[Collected data entries]
◇ ◇ ◇ ◇ ◇

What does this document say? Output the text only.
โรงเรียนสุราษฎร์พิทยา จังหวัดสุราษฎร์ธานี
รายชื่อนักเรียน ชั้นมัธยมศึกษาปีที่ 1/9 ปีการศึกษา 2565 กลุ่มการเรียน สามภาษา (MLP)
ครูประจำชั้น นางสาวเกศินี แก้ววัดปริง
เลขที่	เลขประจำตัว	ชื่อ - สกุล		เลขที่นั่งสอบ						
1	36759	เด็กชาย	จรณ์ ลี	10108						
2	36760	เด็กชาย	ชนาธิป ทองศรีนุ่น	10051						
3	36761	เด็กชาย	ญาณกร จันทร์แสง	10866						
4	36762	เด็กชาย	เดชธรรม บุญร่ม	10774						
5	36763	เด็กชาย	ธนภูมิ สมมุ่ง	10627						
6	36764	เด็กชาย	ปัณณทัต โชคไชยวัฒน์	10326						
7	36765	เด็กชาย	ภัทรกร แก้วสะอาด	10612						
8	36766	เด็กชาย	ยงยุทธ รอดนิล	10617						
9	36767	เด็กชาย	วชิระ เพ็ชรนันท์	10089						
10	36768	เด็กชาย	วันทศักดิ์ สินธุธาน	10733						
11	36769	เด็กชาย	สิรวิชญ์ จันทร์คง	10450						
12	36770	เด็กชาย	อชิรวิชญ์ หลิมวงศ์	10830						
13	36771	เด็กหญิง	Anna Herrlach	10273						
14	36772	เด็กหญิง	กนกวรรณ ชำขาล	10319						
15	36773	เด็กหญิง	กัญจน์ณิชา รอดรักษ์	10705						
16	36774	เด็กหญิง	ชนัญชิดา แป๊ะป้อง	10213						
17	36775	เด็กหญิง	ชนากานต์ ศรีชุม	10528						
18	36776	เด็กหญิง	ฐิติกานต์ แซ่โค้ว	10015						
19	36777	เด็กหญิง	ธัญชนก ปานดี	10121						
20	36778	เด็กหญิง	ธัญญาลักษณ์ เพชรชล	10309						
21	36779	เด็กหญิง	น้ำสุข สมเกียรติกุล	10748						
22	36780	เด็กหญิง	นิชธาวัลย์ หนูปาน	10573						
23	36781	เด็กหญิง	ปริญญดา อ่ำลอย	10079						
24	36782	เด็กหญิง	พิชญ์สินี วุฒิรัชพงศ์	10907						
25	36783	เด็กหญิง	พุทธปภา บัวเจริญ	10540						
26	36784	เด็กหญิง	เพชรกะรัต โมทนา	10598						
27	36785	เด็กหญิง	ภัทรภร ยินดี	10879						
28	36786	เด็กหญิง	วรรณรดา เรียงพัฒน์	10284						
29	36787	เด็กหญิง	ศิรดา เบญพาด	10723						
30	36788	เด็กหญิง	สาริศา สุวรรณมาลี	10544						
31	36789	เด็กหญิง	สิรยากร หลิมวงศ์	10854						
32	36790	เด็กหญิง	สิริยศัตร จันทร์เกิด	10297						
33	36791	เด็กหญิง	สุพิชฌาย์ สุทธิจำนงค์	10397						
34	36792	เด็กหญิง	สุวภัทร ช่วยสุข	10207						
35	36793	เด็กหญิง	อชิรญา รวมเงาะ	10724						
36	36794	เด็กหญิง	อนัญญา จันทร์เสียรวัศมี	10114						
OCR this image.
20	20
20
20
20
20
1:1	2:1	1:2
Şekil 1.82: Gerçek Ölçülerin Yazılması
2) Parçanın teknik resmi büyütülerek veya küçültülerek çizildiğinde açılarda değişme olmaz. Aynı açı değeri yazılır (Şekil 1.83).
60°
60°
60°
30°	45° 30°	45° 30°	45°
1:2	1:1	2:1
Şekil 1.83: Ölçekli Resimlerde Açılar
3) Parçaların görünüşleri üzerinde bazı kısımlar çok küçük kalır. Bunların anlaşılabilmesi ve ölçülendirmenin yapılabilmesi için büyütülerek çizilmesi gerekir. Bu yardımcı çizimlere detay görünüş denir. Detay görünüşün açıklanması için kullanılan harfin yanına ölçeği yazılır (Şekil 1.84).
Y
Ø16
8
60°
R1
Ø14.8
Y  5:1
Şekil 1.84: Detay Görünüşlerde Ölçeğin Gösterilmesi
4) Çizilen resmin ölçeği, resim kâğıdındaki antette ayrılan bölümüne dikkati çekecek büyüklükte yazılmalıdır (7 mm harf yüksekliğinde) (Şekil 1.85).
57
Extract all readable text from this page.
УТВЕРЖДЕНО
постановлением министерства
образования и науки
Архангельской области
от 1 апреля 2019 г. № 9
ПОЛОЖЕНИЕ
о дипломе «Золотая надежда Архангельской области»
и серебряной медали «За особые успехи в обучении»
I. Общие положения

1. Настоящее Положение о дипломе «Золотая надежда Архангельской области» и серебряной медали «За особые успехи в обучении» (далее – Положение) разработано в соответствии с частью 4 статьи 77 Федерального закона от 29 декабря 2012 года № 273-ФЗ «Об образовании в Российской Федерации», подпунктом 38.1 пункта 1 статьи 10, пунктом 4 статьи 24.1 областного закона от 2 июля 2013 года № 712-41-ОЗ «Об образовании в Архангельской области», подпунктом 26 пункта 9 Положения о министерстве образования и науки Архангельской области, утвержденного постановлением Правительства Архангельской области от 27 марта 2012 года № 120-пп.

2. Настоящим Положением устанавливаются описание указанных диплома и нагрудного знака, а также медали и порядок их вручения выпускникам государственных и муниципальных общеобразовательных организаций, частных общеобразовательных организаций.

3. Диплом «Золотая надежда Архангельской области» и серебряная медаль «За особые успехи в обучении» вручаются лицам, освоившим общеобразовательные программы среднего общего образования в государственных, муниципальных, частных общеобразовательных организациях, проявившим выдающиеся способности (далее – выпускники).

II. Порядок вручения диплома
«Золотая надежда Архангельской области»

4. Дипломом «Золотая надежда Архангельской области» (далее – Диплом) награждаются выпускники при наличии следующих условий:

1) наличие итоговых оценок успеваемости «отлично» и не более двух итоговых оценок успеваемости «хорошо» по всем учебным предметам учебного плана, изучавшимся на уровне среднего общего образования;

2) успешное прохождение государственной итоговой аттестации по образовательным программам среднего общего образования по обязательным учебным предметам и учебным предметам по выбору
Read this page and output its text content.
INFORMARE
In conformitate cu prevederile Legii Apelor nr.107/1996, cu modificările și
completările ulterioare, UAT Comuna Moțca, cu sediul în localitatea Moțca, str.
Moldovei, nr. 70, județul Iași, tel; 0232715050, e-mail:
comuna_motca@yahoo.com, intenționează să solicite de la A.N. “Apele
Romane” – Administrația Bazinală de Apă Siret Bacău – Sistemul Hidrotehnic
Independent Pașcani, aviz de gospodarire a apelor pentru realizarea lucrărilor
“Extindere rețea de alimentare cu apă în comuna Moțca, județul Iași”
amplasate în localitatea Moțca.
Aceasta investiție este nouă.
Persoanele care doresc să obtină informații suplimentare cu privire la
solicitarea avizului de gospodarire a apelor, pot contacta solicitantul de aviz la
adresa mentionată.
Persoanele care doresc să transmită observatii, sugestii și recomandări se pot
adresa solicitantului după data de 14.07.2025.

◇ ◇ ◇ ◇ ◇

Return each line of the listing that holds the string "localitatea".

completările ulterioare, UAT Comuna Moțca, cu sediul în localitatea Moțca, str.
amplasate în localitatea Moțca.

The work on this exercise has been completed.